REQUEST:
Beginning at the line containing "Type out the text in this image." and continuing to the end of the records below, give each line again exactly as it stands, and only those lines.
[Begin INFORMATION SUPPLIED]
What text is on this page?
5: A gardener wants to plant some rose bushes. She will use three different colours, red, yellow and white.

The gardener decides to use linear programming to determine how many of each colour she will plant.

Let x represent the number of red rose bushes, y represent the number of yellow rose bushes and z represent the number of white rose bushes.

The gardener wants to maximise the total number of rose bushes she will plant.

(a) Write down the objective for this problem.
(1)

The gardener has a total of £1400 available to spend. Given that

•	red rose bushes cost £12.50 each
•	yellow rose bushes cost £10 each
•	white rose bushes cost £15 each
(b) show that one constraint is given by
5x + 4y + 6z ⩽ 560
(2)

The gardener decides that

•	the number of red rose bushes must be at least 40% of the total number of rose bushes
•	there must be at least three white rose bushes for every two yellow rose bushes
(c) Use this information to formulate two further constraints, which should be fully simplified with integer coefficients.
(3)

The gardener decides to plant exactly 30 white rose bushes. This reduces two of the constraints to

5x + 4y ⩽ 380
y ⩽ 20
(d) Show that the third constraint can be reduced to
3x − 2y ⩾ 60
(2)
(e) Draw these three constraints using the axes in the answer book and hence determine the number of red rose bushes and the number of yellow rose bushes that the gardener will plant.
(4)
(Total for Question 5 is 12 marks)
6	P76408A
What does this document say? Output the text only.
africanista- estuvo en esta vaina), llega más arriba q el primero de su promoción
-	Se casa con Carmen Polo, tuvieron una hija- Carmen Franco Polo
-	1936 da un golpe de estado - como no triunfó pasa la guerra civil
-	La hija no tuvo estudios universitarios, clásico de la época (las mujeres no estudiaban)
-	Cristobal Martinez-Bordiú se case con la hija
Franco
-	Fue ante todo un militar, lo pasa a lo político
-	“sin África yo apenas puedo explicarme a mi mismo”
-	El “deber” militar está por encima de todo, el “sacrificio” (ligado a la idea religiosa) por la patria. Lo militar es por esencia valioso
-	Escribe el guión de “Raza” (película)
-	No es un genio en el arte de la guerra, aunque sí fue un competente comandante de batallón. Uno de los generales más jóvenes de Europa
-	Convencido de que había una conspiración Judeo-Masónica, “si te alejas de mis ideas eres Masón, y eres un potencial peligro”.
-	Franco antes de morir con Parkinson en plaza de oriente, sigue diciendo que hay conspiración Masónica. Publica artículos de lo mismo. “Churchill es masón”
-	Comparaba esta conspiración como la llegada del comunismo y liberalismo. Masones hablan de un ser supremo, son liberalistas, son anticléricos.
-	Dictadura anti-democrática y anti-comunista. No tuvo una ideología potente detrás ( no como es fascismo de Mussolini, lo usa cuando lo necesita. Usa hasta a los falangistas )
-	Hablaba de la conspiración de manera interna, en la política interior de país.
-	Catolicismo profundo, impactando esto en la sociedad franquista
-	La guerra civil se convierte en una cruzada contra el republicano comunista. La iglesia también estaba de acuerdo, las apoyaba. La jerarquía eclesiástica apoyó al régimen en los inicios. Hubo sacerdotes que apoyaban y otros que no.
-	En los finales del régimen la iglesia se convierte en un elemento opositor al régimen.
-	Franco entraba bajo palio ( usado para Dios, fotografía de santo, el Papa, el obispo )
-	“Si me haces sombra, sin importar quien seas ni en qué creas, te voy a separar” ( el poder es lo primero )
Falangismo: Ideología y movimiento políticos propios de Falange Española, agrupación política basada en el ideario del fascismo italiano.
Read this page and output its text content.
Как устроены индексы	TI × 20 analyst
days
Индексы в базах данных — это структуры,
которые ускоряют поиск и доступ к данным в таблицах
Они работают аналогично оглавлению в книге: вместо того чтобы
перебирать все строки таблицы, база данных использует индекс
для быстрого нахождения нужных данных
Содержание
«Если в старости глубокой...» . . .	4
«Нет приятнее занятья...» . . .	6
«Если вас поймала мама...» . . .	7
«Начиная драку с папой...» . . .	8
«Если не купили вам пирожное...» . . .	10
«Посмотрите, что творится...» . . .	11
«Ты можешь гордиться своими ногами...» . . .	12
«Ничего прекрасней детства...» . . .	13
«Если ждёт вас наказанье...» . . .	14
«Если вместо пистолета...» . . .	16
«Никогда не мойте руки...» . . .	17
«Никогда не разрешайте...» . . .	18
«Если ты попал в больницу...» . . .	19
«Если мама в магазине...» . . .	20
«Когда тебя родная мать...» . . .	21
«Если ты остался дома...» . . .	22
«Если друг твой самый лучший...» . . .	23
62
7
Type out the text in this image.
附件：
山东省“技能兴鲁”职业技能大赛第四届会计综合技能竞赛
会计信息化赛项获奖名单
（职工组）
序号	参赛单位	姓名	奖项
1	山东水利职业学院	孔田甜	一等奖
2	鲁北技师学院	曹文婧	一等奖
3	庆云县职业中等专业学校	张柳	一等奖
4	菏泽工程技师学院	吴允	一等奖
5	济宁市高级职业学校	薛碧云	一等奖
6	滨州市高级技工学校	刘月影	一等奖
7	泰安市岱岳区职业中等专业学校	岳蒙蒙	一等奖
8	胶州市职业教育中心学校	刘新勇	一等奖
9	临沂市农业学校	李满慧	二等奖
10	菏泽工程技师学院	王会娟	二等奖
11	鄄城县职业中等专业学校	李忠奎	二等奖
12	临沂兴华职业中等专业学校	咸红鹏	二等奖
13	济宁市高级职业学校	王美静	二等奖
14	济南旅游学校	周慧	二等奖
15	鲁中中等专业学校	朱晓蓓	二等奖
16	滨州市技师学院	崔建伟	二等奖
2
[End INFORMATION SUPPLIED]
RESULT FOR THIS EXERCISE:
Type out the text in this image.
附件：
山东省“技能兴鲁”职业技能大赛第四届会计综合技能竞赛
会计信息化赛项获奖名单
（职工组）
序号	参赛单位	姓名	奖项
1	山东水利职业学院	孔田甜	一等奖
2	鲁北技师学院	曹文婧	一等奖
3	庆云县职业中等专业学校	张柳	一等奖
4	菏泽工程技师学院	吴允	一等奖
5	济宁市高级职业学校	薛碧云	一等奖
6	滨州市高级技工学校	刘月影	一等奖
7	泰安市岱岳区职业中等专业学校	岳蒙蒙	一等奖
8	胶州市职业教育中心学校	刘新勇	一等奖
9	临沂市农业学校	李满慧	二等奖
10	菏泽工程技师学院	王会娟	二等奖
11	鄄城县职业中等专业学校	李忠奎	二等奖
12	临沂兴华职业中等专业学校	咸红鹏	二等奖
13	济宁市高级职业学校	王美静	二等奖
14	济南旅游学校	周慧	二等奖
15	鲁中中等专业学校	朱晓蓓	二等奖
16	滨州市技师学院	崔建伟	二等奖
2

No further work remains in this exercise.